● **Prompt**: Send each entry back exactly as given, pictures excluded.

● **Records to process**:
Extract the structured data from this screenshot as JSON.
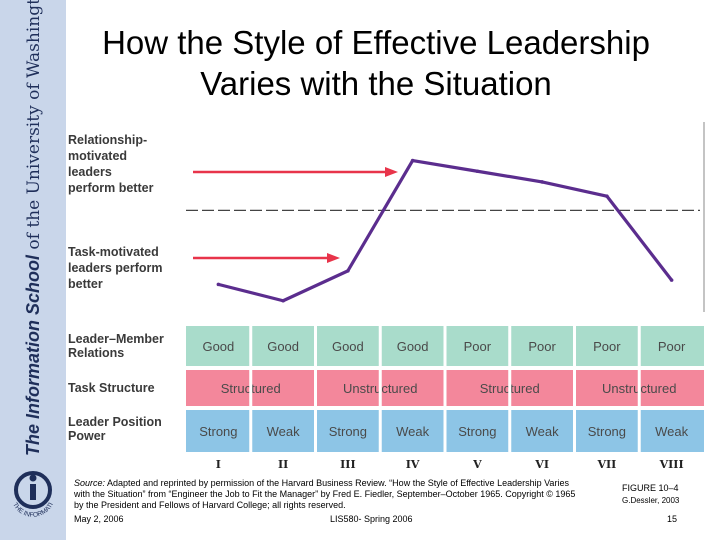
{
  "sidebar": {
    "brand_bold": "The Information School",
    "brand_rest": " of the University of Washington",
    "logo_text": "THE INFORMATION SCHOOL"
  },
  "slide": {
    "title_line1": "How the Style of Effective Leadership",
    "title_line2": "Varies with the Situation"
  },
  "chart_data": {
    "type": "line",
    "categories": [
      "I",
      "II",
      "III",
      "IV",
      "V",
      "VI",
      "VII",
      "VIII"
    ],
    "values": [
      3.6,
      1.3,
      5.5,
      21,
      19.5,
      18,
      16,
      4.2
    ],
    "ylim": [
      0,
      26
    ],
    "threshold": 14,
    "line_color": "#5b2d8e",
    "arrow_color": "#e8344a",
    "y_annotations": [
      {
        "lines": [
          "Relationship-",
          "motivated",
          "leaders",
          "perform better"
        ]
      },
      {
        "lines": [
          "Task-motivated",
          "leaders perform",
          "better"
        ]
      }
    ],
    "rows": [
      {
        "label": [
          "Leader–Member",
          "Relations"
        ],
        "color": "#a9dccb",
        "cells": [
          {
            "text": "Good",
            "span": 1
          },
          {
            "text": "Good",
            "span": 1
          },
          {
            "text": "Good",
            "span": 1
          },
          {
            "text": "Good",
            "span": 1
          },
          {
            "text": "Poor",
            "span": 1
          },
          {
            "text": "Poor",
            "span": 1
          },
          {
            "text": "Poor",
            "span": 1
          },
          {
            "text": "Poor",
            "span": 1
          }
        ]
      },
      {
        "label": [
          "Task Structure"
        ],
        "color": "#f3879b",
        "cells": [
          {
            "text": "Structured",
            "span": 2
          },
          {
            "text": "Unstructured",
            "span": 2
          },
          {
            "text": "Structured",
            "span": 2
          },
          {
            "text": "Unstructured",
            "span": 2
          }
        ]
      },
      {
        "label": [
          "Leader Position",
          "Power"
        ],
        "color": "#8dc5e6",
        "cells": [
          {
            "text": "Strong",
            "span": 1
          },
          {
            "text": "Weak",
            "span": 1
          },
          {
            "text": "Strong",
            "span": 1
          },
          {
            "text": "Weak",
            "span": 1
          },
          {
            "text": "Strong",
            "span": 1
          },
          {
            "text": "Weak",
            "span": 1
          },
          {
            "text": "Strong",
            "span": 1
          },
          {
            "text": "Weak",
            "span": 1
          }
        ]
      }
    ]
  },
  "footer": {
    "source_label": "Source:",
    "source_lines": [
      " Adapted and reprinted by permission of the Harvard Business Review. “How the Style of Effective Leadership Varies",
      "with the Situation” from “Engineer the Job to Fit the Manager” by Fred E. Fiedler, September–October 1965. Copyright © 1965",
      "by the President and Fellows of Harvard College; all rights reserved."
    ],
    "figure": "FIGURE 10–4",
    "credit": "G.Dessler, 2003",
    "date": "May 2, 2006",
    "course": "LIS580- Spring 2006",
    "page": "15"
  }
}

● **Worked answer**:
Extract the structured data from this screenshot as JSON.
{
  "sidebar": {
    "brand_bold": "The Information School",
    "brand_rest": " of the University of Washington",
    "logo_text": "THE INFORMATION SCHOOL"
  },
  "slide": {
    "title_line1": "How the Style of Effective Leadership",
    "title_line2": "Varies with the Situation"
  },
  "chart_data": {
    "type": "line",
    "categories": [
      "I",
      "II",
      "III",
      "IV",
      "V",
      "VI",
      "VII",
      "VIII"
    ],
    "values": [
      3.6,
      1.3,
      5.5,
      21,
      19.5,
      18,
      16,
      4.2
    ],
    "ylim": [
      0,
      26
    ],
    "threshold": 14,
    "line_color": "#5b2d8e",
    "arrow_color": "#e8344a",
    "y_annotations": [
      {
        "lines": [
          "Relationship-",
          "motivated",
          "leaders",
          "perform better"
        ]
      },
      {
        "lines": [
          "Task-motivated",
          "leaders perform",
          "better"
        ]
      }
    ],
    "rows": [
      {
        "label": [
          "Leader–Member",
          "Relations"
        ],
        "color": "#a9dccb",
        "cells": [
          {
            "text": "Good",
            "span": 1
          },
          {
            "text": "Good",
            "span": 1
          },
          {
            "text": "Good",
            "span": 1
          },
          {
            "text": "Good",
            "span": 1
          },
          {
            "text": "Poor",
            "span": 1
          },
          {
            "text": "Poor",
            "span": 1
          },
          {
            "text": "Poor",
            "span": 1
          },
          {
            "text": "Poor",
            "span": 1
          }
        ]
      },
      {
        "label": [
          "Task Structure"
        ],
        "color": "#f3879b",
        "cells": [
          {
            "text": "Structured",
            "span": 2
          },
          {
            "text": "Unstructured",
            "span": 2
          },
          {
            "text": "Structured",
            "span": 2
          },
          {
            "text": "Unstructured",
            "span": 2
          }
        ]
      },
      {
        "label": [
          "Leader Position",
          "Power"
        ],
        "color": "#8dc5e6",
        "cells": [
          {
            "text": "Strong",
            "span": 1
          },
          {
            "text": "Weak",
            "span": 1
          },
          {
            "text": "Strong",
            "span": 1
          },
          {
            "text": "Weak",
            "span": 1
          },
          {
            "text": "Strong",
            "span": 1
          },
          {
            "text": "Weak",
            "span": 1
          },
          {
            "text": "Strong",
            "span": 1
          },
          {
            "text": "Weak",
            "span": 1
          }
        ]
      }
    ]
  },
  "footer": {
    "source_label": "Source:",
    "source_lines": [
      " Adapted and reprinted by permission of the Harvard Business Review. “How the Style of Effective Leadership Varies",
      "with the Situation” from “Engineer the Job to Fit the Manager” by Fred E. Fiedler, September–October 1965. Copyright © 1965",
      "by the President and Fellows of Harvard College; all rights reserved."
    ],
    "figure": "FIGURE 10–4",
    "credit": "G.Dessler, 2003",
    "date": "May 2, 2006",
    "course": "LIS580- Spring 2006",
    "page": "15"
  }
}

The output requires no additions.